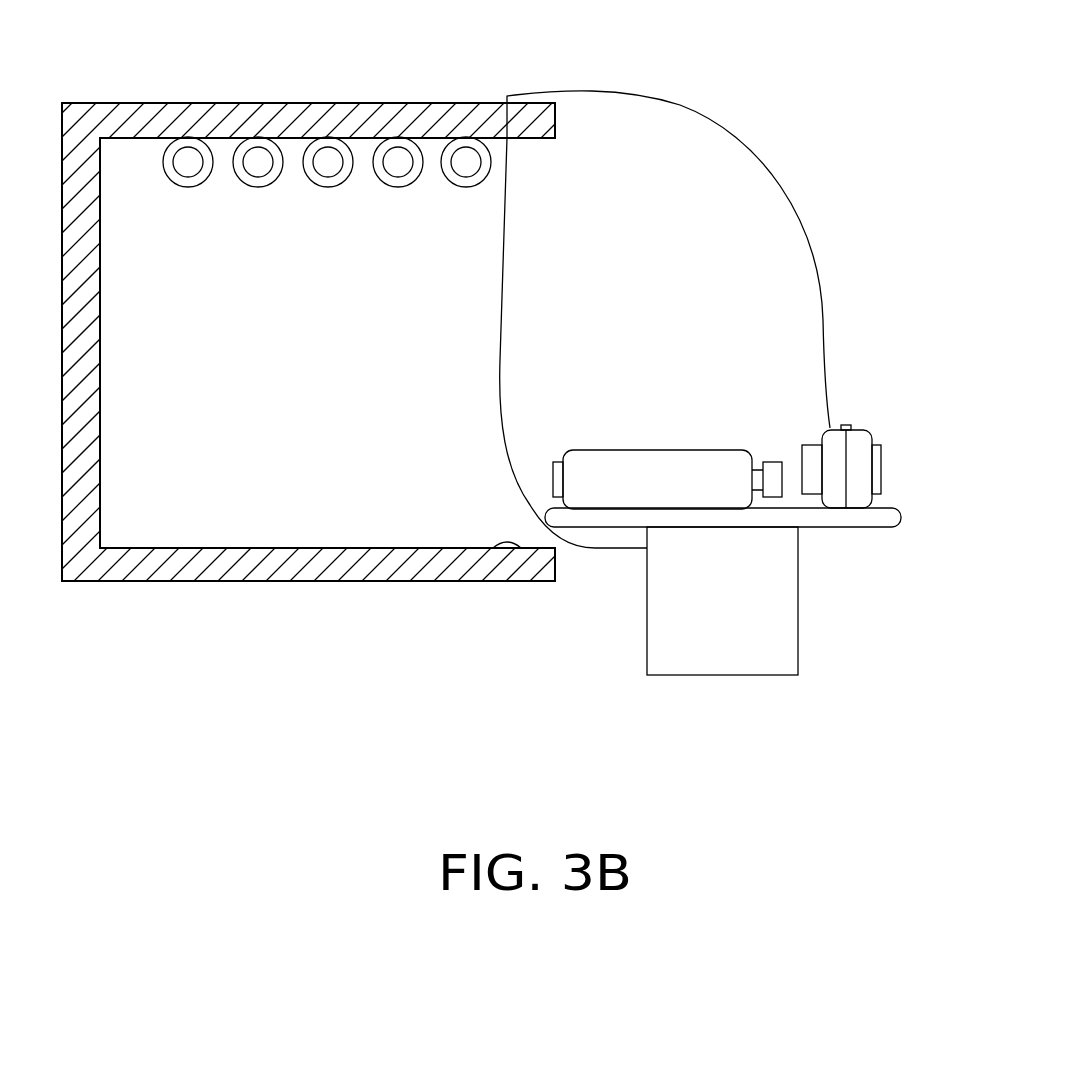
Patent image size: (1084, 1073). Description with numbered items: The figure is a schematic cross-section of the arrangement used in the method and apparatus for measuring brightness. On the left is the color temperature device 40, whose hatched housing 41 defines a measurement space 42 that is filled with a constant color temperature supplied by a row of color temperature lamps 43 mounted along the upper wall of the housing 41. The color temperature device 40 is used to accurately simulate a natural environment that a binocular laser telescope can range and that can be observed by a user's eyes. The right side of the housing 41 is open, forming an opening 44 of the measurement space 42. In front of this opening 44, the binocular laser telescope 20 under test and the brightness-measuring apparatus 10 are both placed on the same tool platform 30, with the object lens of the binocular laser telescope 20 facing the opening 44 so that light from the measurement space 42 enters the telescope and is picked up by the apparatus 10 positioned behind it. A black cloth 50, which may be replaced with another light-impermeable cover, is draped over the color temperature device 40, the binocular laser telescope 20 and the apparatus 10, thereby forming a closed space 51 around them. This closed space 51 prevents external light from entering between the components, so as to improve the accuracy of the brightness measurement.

The apparatus 10 is at (862, 436).
The binocular laser telescope 20 is at (630, 490).
The tool platform 30 is at (858, 526).
The color temperature device 40 is at (258, 98).
The housing 41 is at (477, 127).
The measurement space 42 is at (306, 345).
The color temperature lamps 43 is at (188, 160).
The opening 44 is at (492, 548).
The black cloth 50 is at (692, 178).
The closed space 51 is at (648, 338).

========

Copy the listing from its beginning through the line containing "The apparatus 10 is at (862, 436).", including that line, and leave out the pictures.

Patent image size: (1084, 1073). Description with numbered items: The figure is a schematic cross-section of the arrangement used in the method and apparatus for measuring brightness. On the left is the color temperature device 40, whose hatched housing 41 defines a measurement space 42 that is filled with a constant color temperature supplied by a row of color temperature lamps 43 mounted along the upper wall of the housing 41. The color temperature device 40 is used to accurately simulate a natural environment that a binocular laser telescope can range and that can be observed by a user's eyes. The right side of the housing 41 is open, forming an opening 44 of the measurement space 42. In front of this opening 44, the binocular laser telescope 20 under test and the brightness-measuring apparatus 10 are both placed on the same tool platform 30, with the object lens of the binocular laser telescope 20 facing the opening 44 so that light from the measurement space 42 enters the telescope and is picked up by the apparatus 10 positioned behind it. A black cloth 50, which may be replaced with another light-impermeable cover, is draped over the color temperature device 40, the binocular laser telescope 20 and the apparatus 10, thereby forming a closed space 51 around them. This closed space 51 prevents external light from entering between the components, so as to improve the accuracy of the brightness measurement.

The apparatus 10 is at (862, 436).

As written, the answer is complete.